Extracted data entries:
○ ○ ○ ○
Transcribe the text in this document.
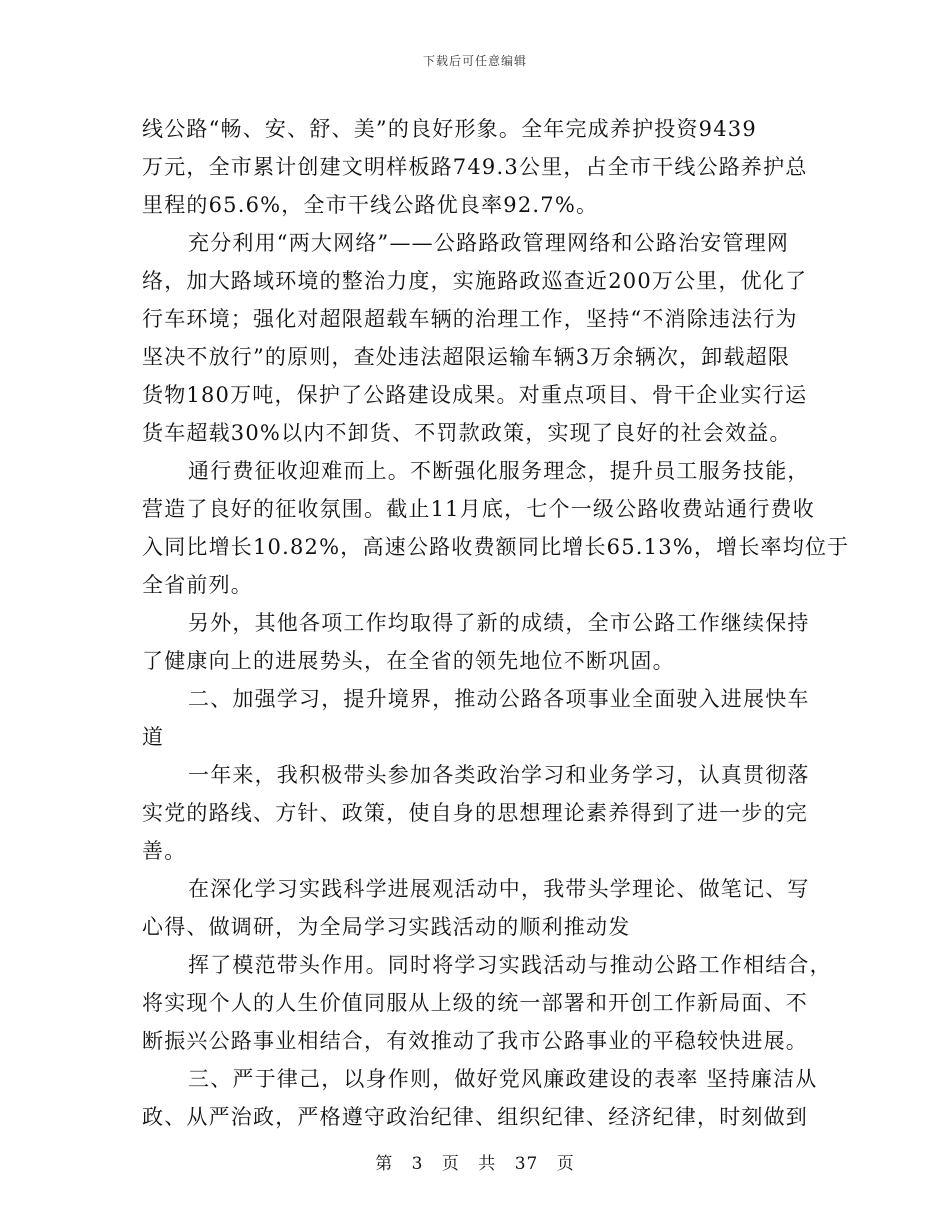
下载后可任意编辑
线公路“畅、安、舒、美”的良好形象。全年完成养护投资9439
万元，全市累计创建文明样板路749.3公里，占全市干线公路养护总
里程的65.6%，全市干线公路优良率92.7%。
充分利用“两大网络”——公路路政管理网络和公路治安管理网
络，加大路域环境的整治力度，实施路政巡查近200万公里，优化了
行车环境；强化对超限超载车辆的治理工作，坚持“不消除违法行为
坚决不放行”的原则，查处违法超限运输车辆3万余辆次，卸载超限
货物180万吨，保护了公路建设成果。对重点项目、骨干企业实行运
货车超载30%以内不卸货、不罚款政策，实现了良好的社会效益。
通行费征收迎难而上。不断强化服务理念，提升员工服务技能，
营造了良好的征收氛围。截止11月底，七个一级公路收费站通行费收
入同比增长10.82%，高速公路收费额同比增长65.13%，增长率均位于
全省前列。
另外，其他各项工作均取得了新的成绩，全市公路工作继续保持
了健康向上的进展势头，在全省的领先地位不断巩固。
二、加强学习，提升境界，推动公路各项事业全面驶入进展快车
道
一年来，我积极带头参加各类政治学习和业务学习，认真贯彻落
实党的路线、方针、政策，使自身的思想理论素养得到了进一步的完
善。
在深化学习实践科学进展观活动中，我带头学理论、做笔记、写
心得、做调研，为全局学习实践活动的顺利推动发
挥了模范带头作用。同时将学习实践活动与推动公路工作相结合，
将实现个人的人生价值同服从上级的统一部署和开创工作新局面、不
断振兴公路事业相结合，有效推动了我市公路事业的平稳较快进展。
三、严于律己，以身作则，做好党风廉政建设的表率 坚持廉洁从
政、从严治政，严格遵守政治纪律、组织纪律、经济纪律，时刻做到
第 3 页 共 37 页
○ ○ ○ ○
§ **BRIEF**: Generate a word-for-word copy of the preceding records, excluding all pictures.

§ **RESULT OF THE TASK**:
Transcribe the text in this document.
下载后可任意编辑
线公路“畅、安、舒、美”的良好形象。全年完成养护投资9439
万元，全市累计创建文明样板路749.3公里，占全市干线公路养护总
里程的65.6%，全市干线公路优良率92.7%。
充分利用“两大网络”——公路路政管理网络和公路治安管理网
络，加大路域环境的整治力度，实施路政巡查近200万公里，优化了
行车环境；强化对超限超载车辆的治理工作，坚持“不消除违法行为
坚决不放行”的原则，查处违法超限运输车辆3万余辆次，卸载超限
货物180万吨，保护了公路建设成果。对重点项目、骨干企业实行运
货车超载30%以内不卸货、不罚款政策，实现了良好的社会效益。
通行费征收迎难而上。不断强化服务理念，提升员工服务技能，
营造了良好的征收氛围。截止11月底，七个一级公路收费站通行费收
入同比增长10.82%，高速公路收费额同比增长65.13%，增长率均位于
全省前列。
另外，其他各项工作均取得了新的成绩，全市公路工作继续保持
了健康向上的进展势头，在全省的领先地位不断巩固。
二、加强学习，提升境界，推动公路各项事业全面驶入进展快车
道
一年来，我积极带头参加各类政治学习和业务学习，认真贯彻落
实党的路线、方针、政策，使自身的思想理论素养得到了进一步的完
善。
在深化学习实践科学进展观活动中，我带头学理论、做笔记、写
心得、做调研，为全局学习实践活动的顺利推动发
挥了模范带头作用。同时将学习实践活动与推动公路工作相结合，
将实现个人的人生价值同服从上级的统一部署和开创工作新局面、不
断振兴公路事业相结合，有效推动了我市公路事业的平稳较快进展。
三、严于律己，以身作则，做好党风廉政建设的表率 坚持廉洁从
政、从严治政，严格遵守政治纪律、组织纪律、经济纪律，时刻做到
第 3 页 共 37 页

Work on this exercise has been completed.